**Written exercise**. Give only the number of lines in the records that include the string "doorframe".

[start Material for this task]

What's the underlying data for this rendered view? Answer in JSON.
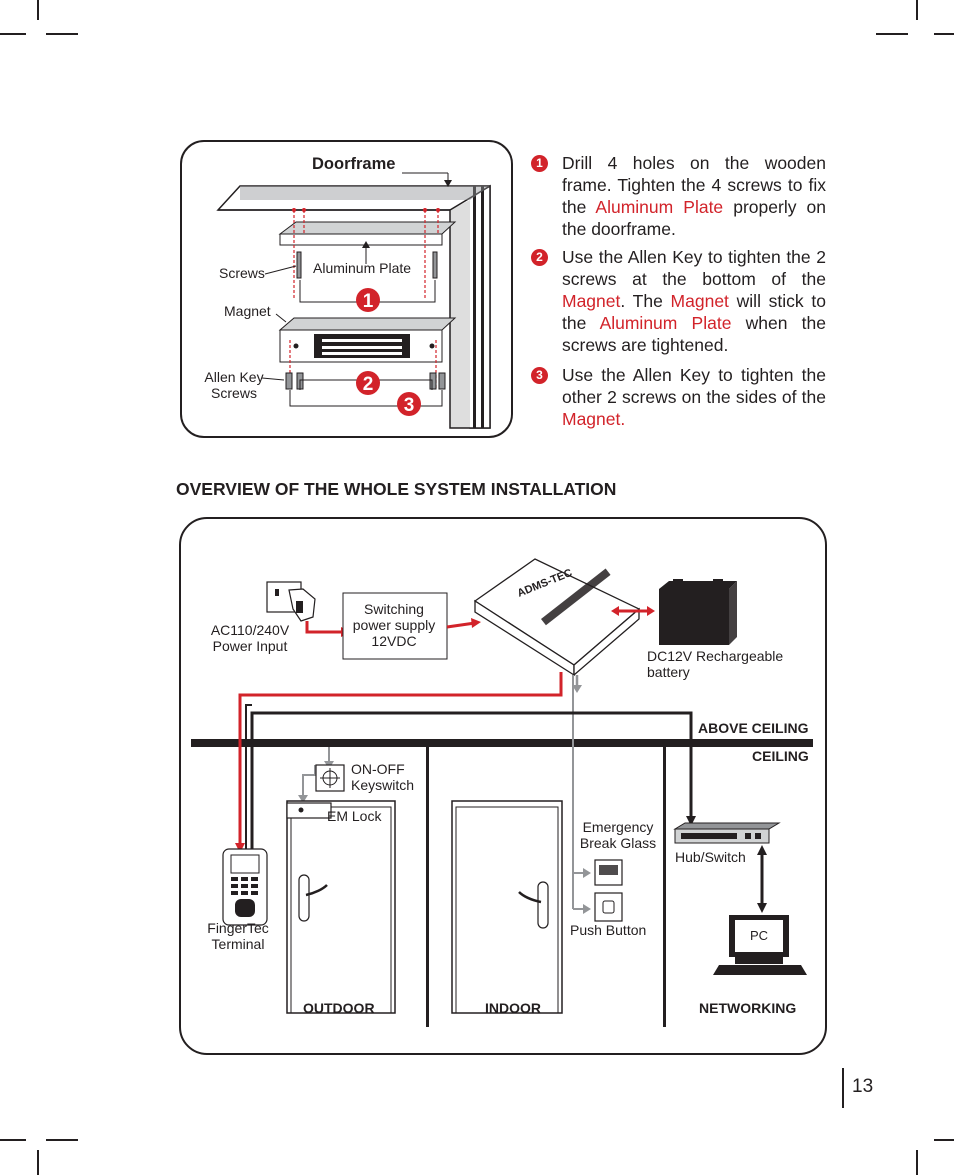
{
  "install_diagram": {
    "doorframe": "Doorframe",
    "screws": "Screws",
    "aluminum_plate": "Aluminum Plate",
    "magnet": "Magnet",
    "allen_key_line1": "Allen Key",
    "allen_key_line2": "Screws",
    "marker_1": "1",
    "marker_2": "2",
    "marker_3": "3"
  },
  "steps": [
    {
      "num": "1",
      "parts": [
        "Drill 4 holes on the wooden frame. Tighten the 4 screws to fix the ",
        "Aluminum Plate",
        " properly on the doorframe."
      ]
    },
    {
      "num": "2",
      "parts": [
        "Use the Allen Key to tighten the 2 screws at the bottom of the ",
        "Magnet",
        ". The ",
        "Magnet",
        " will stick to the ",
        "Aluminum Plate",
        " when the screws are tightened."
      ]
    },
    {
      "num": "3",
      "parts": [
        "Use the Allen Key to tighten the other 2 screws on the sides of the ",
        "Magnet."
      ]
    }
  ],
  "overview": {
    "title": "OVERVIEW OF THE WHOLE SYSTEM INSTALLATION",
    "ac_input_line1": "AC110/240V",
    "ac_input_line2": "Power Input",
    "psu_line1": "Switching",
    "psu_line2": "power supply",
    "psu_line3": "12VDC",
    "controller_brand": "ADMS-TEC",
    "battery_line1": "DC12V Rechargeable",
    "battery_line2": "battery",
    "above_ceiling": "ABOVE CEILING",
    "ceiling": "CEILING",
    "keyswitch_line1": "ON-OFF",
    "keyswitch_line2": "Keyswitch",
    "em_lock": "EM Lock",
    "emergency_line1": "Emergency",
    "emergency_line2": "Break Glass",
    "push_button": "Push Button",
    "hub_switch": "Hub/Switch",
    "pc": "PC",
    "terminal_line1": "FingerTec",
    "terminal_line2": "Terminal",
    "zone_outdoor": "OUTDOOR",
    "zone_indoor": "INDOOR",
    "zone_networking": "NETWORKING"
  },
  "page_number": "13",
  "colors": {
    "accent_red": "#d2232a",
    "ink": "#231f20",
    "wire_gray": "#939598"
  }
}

[end Material for this task]

**Reply to the task**. 2